- [Prompt]: Copy out all lines in the data below containing the string "population".

━━ Data entries ━━

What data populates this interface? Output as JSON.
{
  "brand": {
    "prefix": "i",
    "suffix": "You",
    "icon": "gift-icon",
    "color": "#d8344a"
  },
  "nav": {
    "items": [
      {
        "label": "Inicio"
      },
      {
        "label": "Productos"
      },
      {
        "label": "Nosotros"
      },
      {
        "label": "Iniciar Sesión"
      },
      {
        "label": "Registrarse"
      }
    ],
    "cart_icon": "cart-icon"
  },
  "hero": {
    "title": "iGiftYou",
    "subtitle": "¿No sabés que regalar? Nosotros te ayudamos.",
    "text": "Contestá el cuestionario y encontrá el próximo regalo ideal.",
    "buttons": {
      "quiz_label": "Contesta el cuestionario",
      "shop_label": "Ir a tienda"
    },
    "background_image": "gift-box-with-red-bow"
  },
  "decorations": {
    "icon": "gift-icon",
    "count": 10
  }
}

━━━
━━ Data entries ━━

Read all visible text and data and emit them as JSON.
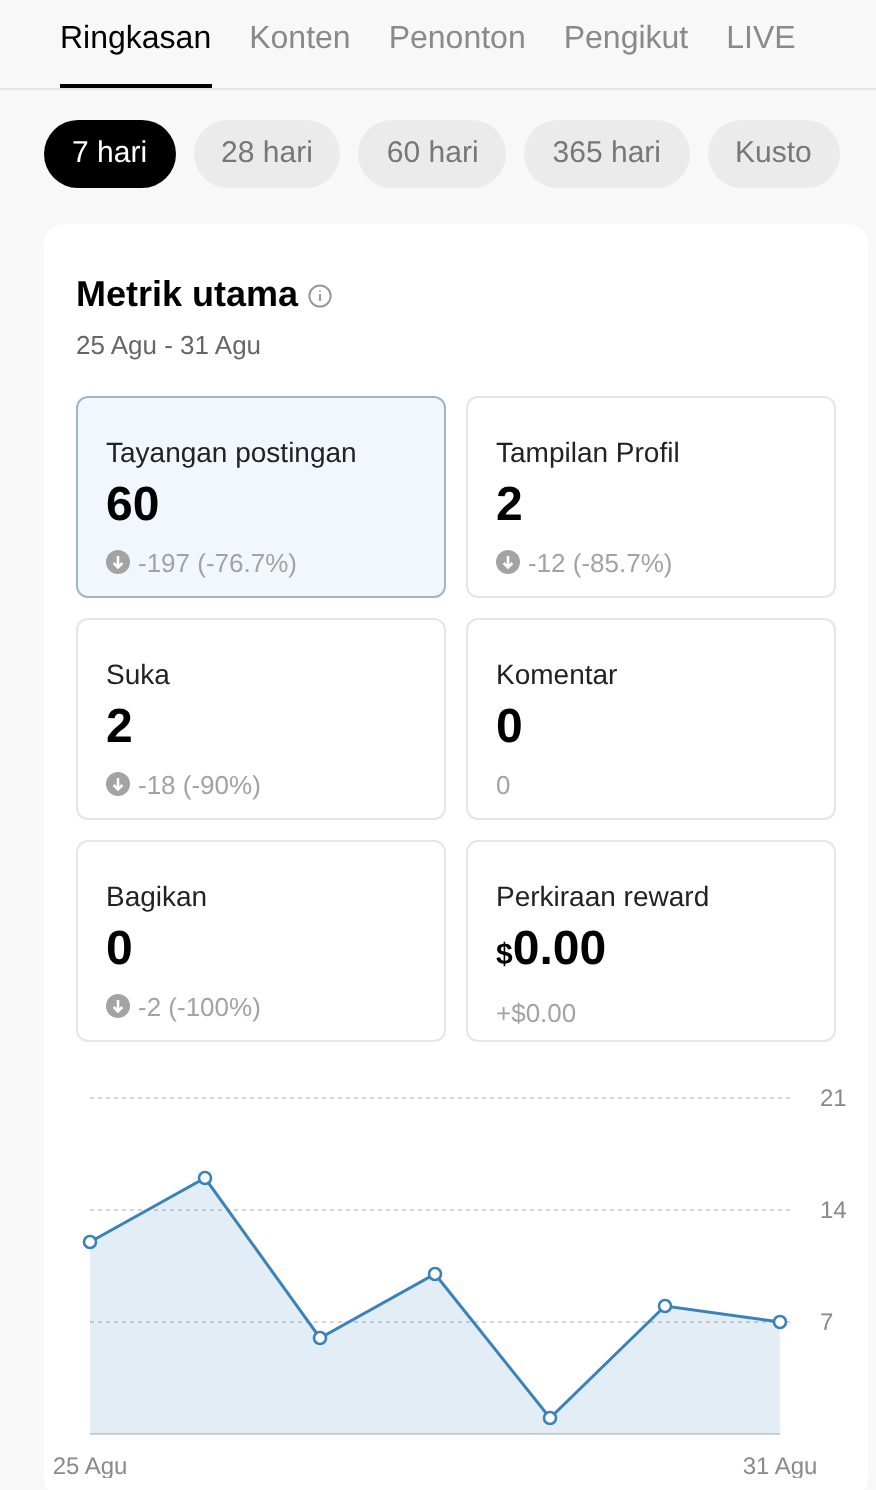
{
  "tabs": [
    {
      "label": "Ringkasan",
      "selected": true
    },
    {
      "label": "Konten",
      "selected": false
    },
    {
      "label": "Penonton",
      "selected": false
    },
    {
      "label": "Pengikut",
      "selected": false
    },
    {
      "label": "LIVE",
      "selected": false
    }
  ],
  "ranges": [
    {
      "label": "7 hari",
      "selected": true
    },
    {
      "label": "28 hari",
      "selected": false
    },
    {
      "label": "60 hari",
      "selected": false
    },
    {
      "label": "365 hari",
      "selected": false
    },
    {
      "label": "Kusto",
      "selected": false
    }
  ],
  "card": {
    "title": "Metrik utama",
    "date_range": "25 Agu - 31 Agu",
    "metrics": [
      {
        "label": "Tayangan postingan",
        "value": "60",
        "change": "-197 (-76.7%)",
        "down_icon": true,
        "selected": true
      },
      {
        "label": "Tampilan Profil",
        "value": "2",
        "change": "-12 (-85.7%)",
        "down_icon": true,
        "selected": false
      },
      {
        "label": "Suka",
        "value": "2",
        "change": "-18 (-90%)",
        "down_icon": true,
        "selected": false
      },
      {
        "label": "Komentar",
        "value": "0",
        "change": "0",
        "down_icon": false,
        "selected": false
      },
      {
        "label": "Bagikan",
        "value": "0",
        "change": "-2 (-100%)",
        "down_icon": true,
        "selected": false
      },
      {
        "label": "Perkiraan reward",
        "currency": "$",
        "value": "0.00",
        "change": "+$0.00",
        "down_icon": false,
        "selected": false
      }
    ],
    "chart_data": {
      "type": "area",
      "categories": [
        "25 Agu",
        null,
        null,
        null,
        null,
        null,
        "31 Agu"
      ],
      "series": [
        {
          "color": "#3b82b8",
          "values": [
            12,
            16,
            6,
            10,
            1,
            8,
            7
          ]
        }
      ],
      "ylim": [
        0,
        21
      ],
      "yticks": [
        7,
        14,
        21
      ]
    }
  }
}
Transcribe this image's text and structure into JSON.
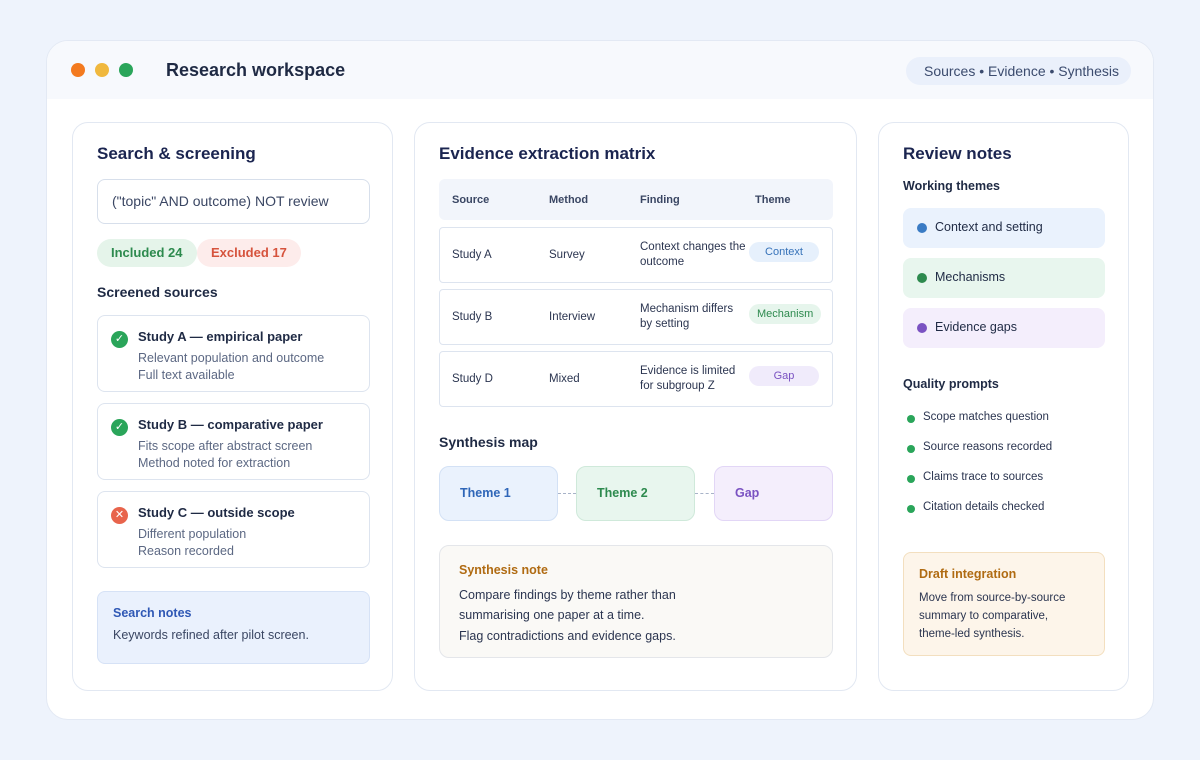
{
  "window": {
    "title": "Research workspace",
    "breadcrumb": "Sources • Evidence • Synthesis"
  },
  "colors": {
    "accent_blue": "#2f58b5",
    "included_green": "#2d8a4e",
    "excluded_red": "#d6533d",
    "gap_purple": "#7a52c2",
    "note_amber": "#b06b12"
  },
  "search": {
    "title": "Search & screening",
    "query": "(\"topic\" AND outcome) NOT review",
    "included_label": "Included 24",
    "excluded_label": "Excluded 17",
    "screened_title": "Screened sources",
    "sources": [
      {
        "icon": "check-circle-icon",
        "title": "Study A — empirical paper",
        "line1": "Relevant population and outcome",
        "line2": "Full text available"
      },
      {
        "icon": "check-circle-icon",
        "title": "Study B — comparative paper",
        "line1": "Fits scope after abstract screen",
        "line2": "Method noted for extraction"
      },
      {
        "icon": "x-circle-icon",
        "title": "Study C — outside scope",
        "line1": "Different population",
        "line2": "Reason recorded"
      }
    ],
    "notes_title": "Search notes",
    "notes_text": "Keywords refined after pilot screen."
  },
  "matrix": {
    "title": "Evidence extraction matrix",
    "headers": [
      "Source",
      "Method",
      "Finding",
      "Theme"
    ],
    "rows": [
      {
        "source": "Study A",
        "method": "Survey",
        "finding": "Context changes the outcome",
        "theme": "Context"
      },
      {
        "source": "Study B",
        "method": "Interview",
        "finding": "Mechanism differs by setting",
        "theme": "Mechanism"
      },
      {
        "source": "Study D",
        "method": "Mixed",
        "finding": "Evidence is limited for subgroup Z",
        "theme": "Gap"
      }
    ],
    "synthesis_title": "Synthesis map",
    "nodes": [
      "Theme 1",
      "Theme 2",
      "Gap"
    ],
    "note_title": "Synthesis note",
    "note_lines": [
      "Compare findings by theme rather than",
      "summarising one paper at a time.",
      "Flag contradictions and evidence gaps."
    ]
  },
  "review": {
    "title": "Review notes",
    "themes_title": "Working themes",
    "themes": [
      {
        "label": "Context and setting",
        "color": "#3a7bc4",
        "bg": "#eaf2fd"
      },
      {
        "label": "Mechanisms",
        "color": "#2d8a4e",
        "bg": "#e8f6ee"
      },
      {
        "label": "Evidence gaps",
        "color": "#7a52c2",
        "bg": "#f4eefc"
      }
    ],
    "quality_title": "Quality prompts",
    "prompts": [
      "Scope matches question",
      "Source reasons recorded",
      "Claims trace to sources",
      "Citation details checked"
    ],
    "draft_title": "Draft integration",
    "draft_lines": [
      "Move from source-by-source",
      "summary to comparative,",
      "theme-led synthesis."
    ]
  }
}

━━━

- [Result below]:
        "line1": "Relevant population and outcome",
        "line1": "Different population",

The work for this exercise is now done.